┌─ Selected text
Fef, I miss your friendship very much. I wish we would talk again. I never wanted to stop talking to you. Why did you to me? There's so much I wish I could say to you.



R, how could you think I would do anything so silly as that in the first place, have you thought of 1 good reason, let alone 1 any reason at all as to why I would do something so silly?? I didn't think so. Because I didn't and wouldn't. At first I felt shock and loss, then I felt offense and betrayal as to how could you think that and since you do think that I feel as though you never knew me at all. Now I feel as if this whole ordeal is a blessing in disguise. Our friendship has not been a healthy one for a long long time. Farewell.

Dec. 9th, 2014

You should only surround yourself with friends who want to empower you and make you want to be a better person. Sometimes I get lonely and have been quite a hermit over the past year but I am overall glad I gained the courage to cut out the people who did the opposite and made me feel shitty about myself, made me second guess myself, and talked badly of me behind my back. I guess that's what how you say...becoming an adult is all about.
└─
┌─ Given information
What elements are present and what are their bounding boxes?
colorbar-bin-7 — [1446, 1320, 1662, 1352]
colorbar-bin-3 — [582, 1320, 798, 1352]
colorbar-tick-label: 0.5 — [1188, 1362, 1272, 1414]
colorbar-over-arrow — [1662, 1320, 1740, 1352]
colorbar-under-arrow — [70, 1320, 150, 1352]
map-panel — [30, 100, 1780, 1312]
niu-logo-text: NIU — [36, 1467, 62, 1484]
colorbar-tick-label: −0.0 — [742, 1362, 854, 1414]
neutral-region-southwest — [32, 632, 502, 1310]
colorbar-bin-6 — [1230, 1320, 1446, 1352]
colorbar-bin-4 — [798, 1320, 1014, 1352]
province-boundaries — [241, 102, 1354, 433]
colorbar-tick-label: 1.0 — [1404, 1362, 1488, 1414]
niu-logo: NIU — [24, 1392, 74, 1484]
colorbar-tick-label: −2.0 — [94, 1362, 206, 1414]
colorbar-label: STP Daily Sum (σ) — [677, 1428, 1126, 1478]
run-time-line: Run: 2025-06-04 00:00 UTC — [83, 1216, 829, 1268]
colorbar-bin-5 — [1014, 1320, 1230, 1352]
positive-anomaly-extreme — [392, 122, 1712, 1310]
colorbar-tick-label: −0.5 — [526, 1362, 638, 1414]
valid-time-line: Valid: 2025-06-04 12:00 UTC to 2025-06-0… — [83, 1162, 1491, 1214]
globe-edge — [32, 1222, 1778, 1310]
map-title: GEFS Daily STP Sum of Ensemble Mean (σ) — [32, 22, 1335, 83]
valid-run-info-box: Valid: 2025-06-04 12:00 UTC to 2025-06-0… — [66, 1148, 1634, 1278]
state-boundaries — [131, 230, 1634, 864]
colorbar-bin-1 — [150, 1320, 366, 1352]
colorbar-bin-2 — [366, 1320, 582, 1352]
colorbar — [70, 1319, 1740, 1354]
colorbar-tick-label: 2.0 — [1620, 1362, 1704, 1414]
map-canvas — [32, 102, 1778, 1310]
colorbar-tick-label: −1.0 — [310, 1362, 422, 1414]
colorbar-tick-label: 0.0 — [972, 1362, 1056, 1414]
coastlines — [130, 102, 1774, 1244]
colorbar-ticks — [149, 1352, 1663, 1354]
└─
» **Stated problem 1**
In the notes on friendship, what did the writer first feel?
» **Stated problem 2**
Translate this sentence from the notes on friendship into Spanish: "Our friendship has not been a healthy one for a long long time."
» **Stated problem 3**
From the notes on friendship, copy the passage from "Dec. 9th, 2014" to "is all about." word for word.
The records are separate from the notes on friendship.

» **Finished answer 1**
Shock and loss.

» **Finished answer 2**
Nuestra amistad no ha sido sana desde hace mucho, mucho tiempo.

» **Finished answer 3**
Dec. 9th, 2014

You should only surround yourself with friends who want to empower you and make you want to be a better person. Sometimes I get lonely and have been quite a hermit over the past year but I am overall glad I gained the courage to cut out the people who did the opposite and made me feel shitty about myself, made me second guess myself, and talked badly of me behind my back. I guess that's what how you say...becoming an adult is all about.